### Problem requirements
Lines containing the word "الثانوية" are to be located and copied.

Saved data entries:

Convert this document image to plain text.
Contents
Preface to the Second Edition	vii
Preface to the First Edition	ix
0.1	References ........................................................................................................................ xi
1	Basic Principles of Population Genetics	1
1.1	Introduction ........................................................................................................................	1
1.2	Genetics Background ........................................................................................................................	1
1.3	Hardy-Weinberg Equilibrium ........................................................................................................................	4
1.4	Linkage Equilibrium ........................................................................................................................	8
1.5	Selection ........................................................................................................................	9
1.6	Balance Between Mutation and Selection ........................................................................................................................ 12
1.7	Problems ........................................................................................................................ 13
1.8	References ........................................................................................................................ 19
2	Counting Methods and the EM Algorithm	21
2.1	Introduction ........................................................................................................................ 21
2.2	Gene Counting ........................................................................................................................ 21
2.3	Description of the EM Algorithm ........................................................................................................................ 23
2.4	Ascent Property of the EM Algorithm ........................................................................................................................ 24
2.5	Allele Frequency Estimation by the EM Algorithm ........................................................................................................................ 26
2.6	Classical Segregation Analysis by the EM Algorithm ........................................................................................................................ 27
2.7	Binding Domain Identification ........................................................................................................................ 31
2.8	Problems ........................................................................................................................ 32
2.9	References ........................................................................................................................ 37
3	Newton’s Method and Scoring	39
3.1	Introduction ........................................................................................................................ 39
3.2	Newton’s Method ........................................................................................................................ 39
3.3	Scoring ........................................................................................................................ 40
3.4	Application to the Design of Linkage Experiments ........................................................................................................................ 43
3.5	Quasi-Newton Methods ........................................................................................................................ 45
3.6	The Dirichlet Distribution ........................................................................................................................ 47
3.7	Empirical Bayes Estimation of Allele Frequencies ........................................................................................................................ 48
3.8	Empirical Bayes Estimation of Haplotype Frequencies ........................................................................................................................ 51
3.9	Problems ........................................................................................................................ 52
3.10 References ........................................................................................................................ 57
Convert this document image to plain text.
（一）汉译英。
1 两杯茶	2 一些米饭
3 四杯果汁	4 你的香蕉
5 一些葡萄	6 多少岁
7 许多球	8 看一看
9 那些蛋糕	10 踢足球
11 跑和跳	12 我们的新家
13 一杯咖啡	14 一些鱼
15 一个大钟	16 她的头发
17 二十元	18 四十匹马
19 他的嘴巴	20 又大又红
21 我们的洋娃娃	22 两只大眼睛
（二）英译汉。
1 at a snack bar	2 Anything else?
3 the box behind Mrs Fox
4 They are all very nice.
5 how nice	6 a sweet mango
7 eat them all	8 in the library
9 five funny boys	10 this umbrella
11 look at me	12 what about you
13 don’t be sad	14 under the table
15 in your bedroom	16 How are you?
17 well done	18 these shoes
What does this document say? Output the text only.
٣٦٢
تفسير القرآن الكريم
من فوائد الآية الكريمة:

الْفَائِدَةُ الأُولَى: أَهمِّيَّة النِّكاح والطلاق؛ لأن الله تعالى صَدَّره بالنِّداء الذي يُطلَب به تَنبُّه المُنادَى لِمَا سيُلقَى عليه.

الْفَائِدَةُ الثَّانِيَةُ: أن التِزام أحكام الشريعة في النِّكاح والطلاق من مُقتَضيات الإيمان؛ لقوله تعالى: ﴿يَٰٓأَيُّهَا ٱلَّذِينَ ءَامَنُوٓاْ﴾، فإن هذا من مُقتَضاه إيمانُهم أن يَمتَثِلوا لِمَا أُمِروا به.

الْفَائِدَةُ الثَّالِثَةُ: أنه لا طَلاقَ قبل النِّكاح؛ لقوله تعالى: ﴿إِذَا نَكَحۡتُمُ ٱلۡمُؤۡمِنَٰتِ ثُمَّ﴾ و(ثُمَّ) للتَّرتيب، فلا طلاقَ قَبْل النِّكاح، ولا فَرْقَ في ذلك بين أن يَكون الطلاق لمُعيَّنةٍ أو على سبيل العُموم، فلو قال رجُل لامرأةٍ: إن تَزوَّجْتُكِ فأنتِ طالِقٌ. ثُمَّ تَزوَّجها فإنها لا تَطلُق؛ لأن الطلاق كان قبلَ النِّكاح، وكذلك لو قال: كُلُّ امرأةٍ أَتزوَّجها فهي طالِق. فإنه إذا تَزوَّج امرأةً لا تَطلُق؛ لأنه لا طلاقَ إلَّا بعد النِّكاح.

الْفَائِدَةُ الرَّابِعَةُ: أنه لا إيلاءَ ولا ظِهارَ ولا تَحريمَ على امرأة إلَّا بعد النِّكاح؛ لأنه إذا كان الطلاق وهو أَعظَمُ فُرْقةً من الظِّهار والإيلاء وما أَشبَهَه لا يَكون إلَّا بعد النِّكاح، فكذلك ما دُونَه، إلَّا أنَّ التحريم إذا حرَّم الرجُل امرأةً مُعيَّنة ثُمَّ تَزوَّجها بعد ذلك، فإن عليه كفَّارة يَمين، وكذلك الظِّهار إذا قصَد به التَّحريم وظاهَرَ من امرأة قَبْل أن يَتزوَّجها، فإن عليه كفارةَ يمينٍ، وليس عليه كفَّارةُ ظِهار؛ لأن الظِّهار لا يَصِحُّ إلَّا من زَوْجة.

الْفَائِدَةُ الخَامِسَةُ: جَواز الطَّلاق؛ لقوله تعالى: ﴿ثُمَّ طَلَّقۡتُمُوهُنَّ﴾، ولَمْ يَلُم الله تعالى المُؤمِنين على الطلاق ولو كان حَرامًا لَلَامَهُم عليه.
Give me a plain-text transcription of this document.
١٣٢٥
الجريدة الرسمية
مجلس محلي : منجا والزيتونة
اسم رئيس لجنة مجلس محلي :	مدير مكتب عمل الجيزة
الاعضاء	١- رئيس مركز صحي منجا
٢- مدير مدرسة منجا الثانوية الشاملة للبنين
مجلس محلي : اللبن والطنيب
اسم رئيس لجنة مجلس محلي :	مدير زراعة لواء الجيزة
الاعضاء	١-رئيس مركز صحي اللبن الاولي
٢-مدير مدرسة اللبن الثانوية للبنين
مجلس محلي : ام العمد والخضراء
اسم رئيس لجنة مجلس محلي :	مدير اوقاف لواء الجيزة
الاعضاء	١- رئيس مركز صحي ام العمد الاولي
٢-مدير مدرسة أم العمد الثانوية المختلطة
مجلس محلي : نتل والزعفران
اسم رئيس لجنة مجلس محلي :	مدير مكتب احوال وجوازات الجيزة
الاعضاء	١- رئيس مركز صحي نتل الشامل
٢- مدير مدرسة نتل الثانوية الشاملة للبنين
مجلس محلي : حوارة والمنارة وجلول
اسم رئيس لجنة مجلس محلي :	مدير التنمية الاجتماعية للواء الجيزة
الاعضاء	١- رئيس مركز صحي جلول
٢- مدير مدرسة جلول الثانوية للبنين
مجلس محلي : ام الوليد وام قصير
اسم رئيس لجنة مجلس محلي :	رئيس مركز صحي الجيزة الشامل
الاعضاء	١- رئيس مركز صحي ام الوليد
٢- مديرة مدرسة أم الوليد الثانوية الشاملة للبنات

### Correct response
٢- مدير مدرسة منجا الثانوية الشاملة للبنين
٢-مدير مدرسة اللبن الثانوية للبنين
٢-مدير مدرسة أم العمد الثانوية المختلطة
٢- مدير مدرسة نتل الثانوية الشاملة للبنين
٢- مدير مدرسة جلول الثانوية للبنين
٢- مديرة مدرسة أم الوليد الثانوية الشاملة للبنات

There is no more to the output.